> _THE PROBLEM_:
In the data below, locate each line with the word "Price" and list it.

> _DATA FOR THE TASK_:
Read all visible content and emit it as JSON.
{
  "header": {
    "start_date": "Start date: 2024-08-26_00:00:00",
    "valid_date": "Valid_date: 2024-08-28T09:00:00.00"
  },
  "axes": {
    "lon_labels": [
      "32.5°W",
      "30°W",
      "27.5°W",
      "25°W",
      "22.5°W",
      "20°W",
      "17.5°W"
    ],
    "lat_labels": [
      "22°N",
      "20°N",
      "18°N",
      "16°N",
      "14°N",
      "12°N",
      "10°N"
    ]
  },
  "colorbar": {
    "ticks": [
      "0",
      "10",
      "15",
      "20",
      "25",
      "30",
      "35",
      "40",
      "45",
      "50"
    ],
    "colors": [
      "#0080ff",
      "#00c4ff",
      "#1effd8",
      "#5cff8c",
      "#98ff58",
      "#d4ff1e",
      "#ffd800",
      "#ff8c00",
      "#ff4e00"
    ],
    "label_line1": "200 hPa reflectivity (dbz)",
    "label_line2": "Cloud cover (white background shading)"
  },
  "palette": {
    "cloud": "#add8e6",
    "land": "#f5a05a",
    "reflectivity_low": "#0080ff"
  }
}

...

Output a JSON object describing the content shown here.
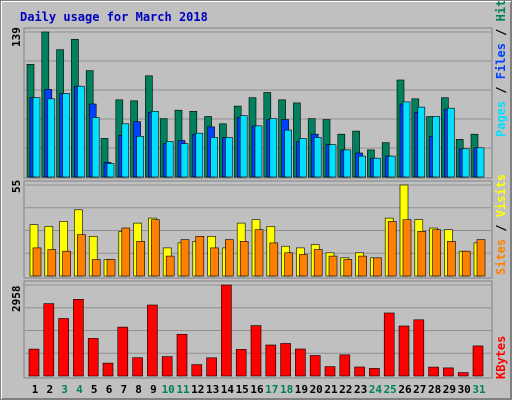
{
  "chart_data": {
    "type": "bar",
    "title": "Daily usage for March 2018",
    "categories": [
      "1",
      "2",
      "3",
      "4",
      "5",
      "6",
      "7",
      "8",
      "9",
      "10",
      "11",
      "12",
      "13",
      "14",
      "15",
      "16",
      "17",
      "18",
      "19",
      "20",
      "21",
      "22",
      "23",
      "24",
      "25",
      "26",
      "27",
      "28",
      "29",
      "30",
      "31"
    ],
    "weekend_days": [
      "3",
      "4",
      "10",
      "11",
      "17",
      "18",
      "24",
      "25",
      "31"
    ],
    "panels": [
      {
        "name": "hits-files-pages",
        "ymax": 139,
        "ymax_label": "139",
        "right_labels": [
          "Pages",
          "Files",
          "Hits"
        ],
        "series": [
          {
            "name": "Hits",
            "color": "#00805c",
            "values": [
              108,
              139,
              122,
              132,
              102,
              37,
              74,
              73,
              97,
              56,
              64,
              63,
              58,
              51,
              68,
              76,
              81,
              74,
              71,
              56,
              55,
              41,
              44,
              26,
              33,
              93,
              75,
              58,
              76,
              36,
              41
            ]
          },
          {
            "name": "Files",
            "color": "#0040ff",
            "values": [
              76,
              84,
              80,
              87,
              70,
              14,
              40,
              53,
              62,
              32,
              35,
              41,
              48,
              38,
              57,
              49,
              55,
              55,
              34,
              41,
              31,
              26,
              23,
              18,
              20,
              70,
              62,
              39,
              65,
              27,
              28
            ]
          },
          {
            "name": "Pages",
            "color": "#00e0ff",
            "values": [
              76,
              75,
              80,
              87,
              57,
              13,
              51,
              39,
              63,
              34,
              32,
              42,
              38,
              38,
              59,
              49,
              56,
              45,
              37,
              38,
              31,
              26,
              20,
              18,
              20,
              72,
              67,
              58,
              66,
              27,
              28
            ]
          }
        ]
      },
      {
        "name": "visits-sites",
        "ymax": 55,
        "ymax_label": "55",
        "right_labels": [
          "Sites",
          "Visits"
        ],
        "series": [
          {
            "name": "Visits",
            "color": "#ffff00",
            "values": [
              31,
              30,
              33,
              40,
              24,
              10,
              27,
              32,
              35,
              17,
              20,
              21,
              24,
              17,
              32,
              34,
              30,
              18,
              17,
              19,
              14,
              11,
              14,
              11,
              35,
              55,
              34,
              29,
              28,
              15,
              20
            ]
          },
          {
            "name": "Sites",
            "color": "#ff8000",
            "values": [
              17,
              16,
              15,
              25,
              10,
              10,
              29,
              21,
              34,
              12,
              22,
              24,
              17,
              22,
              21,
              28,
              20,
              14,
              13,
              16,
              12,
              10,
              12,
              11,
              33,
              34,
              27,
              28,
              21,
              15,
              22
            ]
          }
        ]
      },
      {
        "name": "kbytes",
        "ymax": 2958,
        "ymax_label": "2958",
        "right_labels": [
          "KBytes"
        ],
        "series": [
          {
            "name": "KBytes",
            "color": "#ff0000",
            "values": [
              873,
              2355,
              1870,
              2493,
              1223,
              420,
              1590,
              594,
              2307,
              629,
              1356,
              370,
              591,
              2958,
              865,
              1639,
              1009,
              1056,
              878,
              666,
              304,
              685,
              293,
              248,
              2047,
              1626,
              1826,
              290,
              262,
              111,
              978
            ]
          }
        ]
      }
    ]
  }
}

---

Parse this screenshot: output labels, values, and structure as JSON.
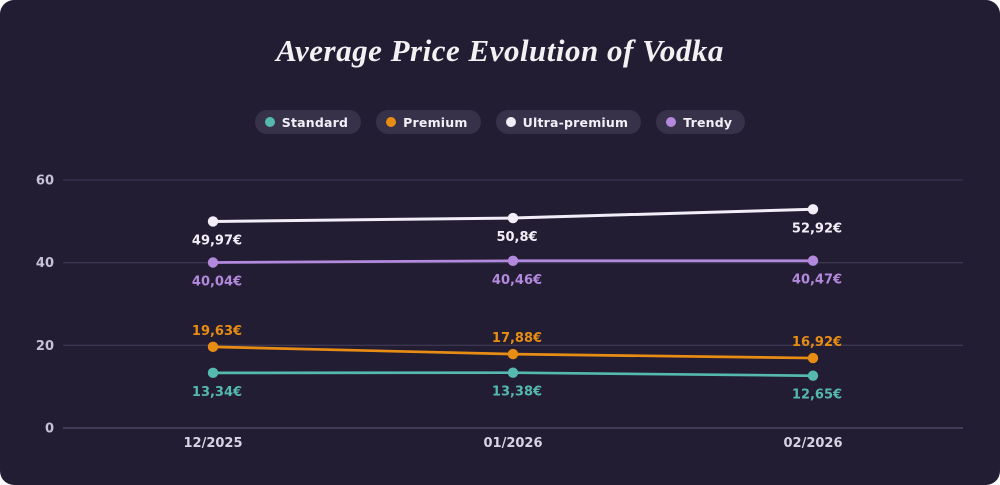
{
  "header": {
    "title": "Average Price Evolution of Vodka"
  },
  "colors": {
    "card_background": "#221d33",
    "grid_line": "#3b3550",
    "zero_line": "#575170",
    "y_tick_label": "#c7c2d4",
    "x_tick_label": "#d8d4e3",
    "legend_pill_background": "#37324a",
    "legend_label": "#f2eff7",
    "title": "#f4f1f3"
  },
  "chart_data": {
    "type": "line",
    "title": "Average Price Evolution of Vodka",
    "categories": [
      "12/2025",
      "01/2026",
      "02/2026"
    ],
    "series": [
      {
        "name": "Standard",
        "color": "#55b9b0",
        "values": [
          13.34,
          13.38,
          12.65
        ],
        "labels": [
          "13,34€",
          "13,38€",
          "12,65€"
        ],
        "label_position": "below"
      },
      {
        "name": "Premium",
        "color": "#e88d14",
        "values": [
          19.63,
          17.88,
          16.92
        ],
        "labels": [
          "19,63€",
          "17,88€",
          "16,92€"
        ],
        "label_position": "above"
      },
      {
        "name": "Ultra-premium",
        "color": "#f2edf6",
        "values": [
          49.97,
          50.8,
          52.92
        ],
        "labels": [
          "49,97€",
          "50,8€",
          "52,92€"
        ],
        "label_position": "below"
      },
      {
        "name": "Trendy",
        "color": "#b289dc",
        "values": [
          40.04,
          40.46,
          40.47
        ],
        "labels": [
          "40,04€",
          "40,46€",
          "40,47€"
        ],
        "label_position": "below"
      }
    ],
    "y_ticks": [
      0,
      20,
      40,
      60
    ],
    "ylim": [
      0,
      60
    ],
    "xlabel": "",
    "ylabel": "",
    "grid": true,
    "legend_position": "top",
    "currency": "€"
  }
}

> _WRITTEN SOLUTION_:
    "title": "Average Price Evolution of Vodka"
    "title": "Average Price Evolution of Vodka",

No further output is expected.